▸ **Record excerpts**
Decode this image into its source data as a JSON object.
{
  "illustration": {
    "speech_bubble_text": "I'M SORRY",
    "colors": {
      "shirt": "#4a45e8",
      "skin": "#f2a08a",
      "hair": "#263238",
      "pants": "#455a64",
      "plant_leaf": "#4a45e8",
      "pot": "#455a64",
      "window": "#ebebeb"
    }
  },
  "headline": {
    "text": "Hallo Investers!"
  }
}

▸ **Written request**
Print every record exactly as it was given.

▸ **Solution to the exercise**
Decode this image into its source data as a JSON object.
{
  "illustration": {
    "speech_bubble_text": "I'M SORRY",
    "colors": {
      "shirt": "#4a45e8",
      "skin": "#f2a08a",
      "hair": "#263238",
      "pants": "#455a64",
      "plant_leaf": "#4a45e8",
      "pot": "#455a64",
      "window": "#ebebeb"
    }
  },
  "headline": {
    "text": "Hallo Investers!"
  }
}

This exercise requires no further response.